- **Aim**:
The listing below must be repeated word for word, with its images excluded.

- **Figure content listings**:
## START
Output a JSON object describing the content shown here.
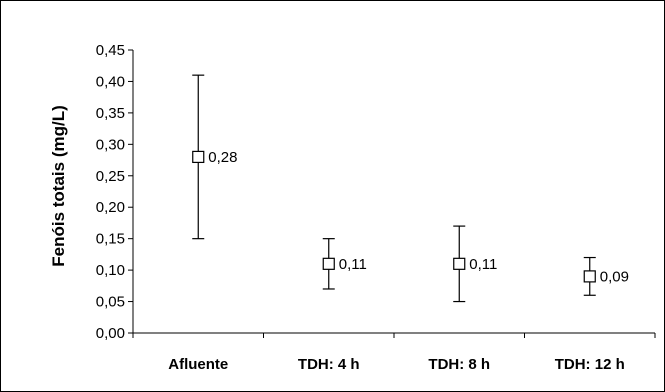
{
  "chart_data": {
    "type": "scatter",
    "title": "",
    "xlabel": "",
    "ylabel": "Fenóis totais (mg/L)",
    "ylim": [
      0,
      0.45
    ],
    "y_ticks": [
      0.0,
      0.05,
      0.1,
      0.15,
      0.2,
      0.25,
      0.3,
      0.35,
      0.4,
      0.45
    ],
    "y_tick_labels": [
      "0,00",
      "0,05",
      "0,10",
      "0,15",
      "0,20",
      "0,25",
      "0,30",
      "0,35",
      "0,40",
      "0,45"
    ],
    "categories": [
      "Afluente",
      "TDH: 4 h",
      "TDH: 8 h",
      "TDH: 12 h"
    ],
    "values": [
      0.28,
      0.11,
      0.11,
      0.09
    ],
    "data_labels": [
      "0,28",
      "0,11",
      "0,11",
      "0,09"
    ],
    "error_low": [
      0.15,
      0.07,
      0.05,
      0.06
    ],
    "error_high": [
      0.41,
      0.15,
      0.17,
      0.12
    ],
    "marker": "hollow-square",
    "grid": false,
    "legend": "none"
  }
}
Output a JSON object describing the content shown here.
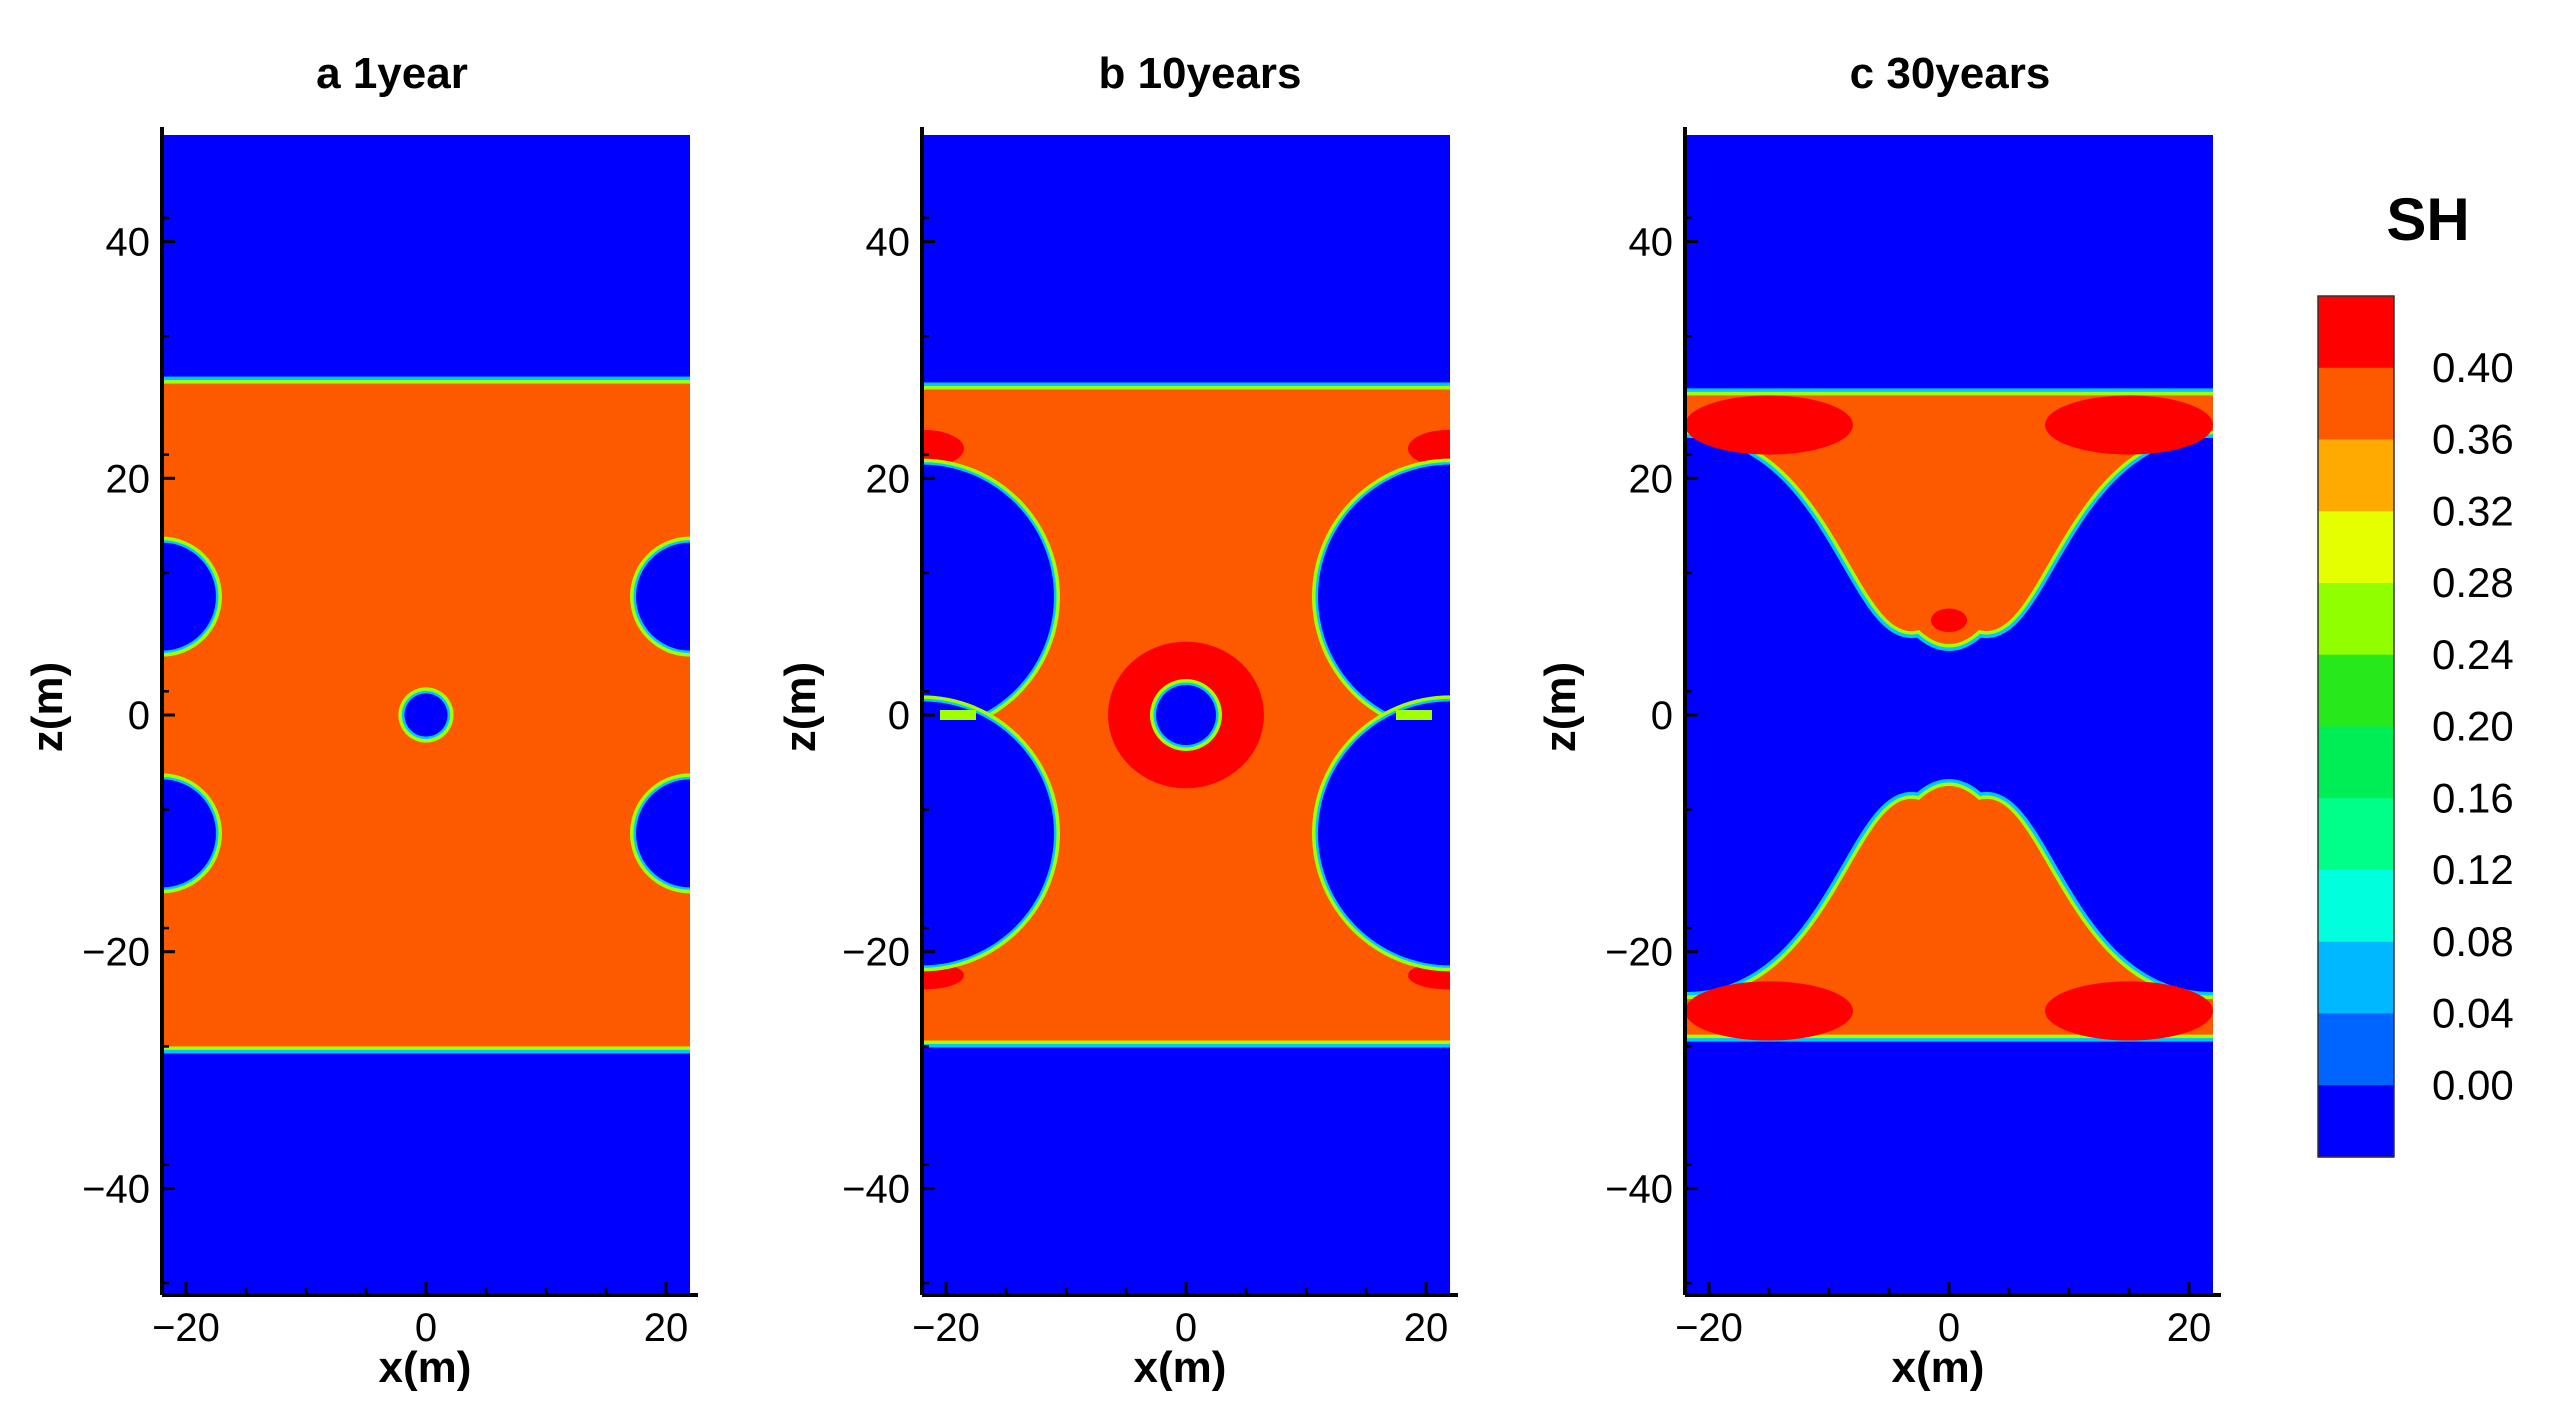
## END
- **Answer to this task**:
Output a JSON object describing the content shown here.
{
  "chart_data": {
    "type": "scatter",
    "title": "",
    "xlabel": "",
    "ylabel": "Fenóis totais (mg/L)",
    "ylim": [
      0,
      0.45
    ],
    "y_ticks": [
      0.0,
      0.05,
      0.1,
      0.15,
      0.2,
      0.25,
      0.3,
      0.35,
      0.4,
      0.45
    ],
    "y_tick_labels": [
      "0,00",
      "0,05",
      "0,10",
      "0,15",
      "0,20",
      "0,25",
      "0,30",
      "0,35",
      "0,40",
      "0,45"
    ],
    "categories": [
      "Afluente",
      "TDH: 4 h",
      "TDH: 8 h",
      "TDH: 12 h"
    ],
    "values": [
      0.28,
      0.11,
      0.11,
      0.09
    ],
    "data_labels": [
      "0,28",
      "0,11",
      "0,11",
      "0,09"
    ],
    "error_low": [
      0.15,
      0.07,
      0.05,
      0.06
    ],
    "error_high": [
      0.41,
      0.15,
      0.17,
      0.12
    ],
    "marker": "hollow-square",
    "grid": false,
    "legend": "none"
  }
}
Output a JSON object describing the content shown here.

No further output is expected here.